Short problem: Would you return all of this data exactly, leaving nothing out?
------------------------
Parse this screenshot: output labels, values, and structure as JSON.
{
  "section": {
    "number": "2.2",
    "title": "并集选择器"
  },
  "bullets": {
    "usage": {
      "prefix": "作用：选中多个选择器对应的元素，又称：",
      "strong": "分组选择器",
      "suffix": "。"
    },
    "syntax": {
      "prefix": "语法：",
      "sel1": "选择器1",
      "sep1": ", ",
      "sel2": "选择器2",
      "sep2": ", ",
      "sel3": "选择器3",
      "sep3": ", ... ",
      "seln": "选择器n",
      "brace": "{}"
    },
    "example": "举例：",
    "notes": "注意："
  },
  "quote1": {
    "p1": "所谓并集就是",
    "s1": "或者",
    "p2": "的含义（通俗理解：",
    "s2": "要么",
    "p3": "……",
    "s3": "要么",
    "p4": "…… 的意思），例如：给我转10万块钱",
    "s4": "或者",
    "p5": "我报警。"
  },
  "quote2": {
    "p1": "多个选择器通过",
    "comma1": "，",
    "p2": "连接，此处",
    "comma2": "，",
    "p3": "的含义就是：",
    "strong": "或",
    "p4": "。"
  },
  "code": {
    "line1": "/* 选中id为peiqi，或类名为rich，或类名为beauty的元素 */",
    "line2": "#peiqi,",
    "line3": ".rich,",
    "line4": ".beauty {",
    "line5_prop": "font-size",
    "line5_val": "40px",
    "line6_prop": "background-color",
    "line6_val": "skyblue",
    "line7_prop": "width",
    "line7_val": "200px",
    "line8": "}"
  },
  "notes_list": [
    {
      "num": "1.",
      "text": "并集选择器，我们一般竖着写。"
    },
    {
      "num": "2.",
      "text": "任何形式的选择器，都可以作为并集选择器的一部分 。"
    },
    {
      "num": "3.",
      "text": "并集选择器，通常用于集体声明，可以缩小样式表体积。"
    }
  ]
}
------------------------
Right answer:
Parse this screenshot: output labels, values, and structure as JSON.
{
  "section": {
    "number": "2.2",
    "title": "并集选择器"
  },
  "bullets": {
    "usage": {
      "prefix": "作用：选中多个选择器对应的元素，又称：",
      "strong": "分组选择器",
      "suffix": "。"
    },
    "syntax": {
      "prefix": "语法：",
      "sel1": "选择器1",
      "sep1": ", ",
      "sel2": "选择器2",
      "sep2": ", ",
      "sel3": "选择器3",
      "sep3": ", ... ",
      "seln": "选择器n",
      "brace": "{}"
    },
    "example": "举例：",
    "notes": "注意："
  },
  "quote1": {
    "p1": "所谓并集就是",
    "s1": "或者",
    "p2": "的含义（通俗理解：",
    "s2": "要么",
    "p3": "……",
    "s3": "要么",
    "p4": "…… 的意思），例如：给我转10万块钱",
    "s4": "或者",
    "p5": "我报警。"
  },
  "quote2": {
    "p1": "多个选择器通过",
    "comma1": "，",
    "p2": "连接，此处",
    "comma2": "，",
    "p3": "的含义就是：",
    "strong": "或",
    "p4": "。"
  },
  "code": {
    "line1": "/* 选中id为peiqi，或类名为rich，或类名为beauty的元素 */",
    "line2": "#peiqi,",
    "line3": ".rich,",
    "line4": ".beauty {",
    "line5_prop": "font-size",
    "line5_val": "40px",
    "line6_prop": "background-color",
    "line6_val": "skyblue",
    "line7_prop": "width",
    "line7_val": "200px",
    "line8": "}"
  },
  "notes_list": [
    {
      "num": "1.",
      "text": "并集选择器，我们一般竖着写。"
    },
    {
      "num": "2.",
      "text": "任何形式的选择器，都可以作为并集选择器的一部分 。"
    },
    {
      "num": "3.",
      "text": "并集选择器，通常用于集体声明，可以缩小样式表体积。"
    }
  ]
}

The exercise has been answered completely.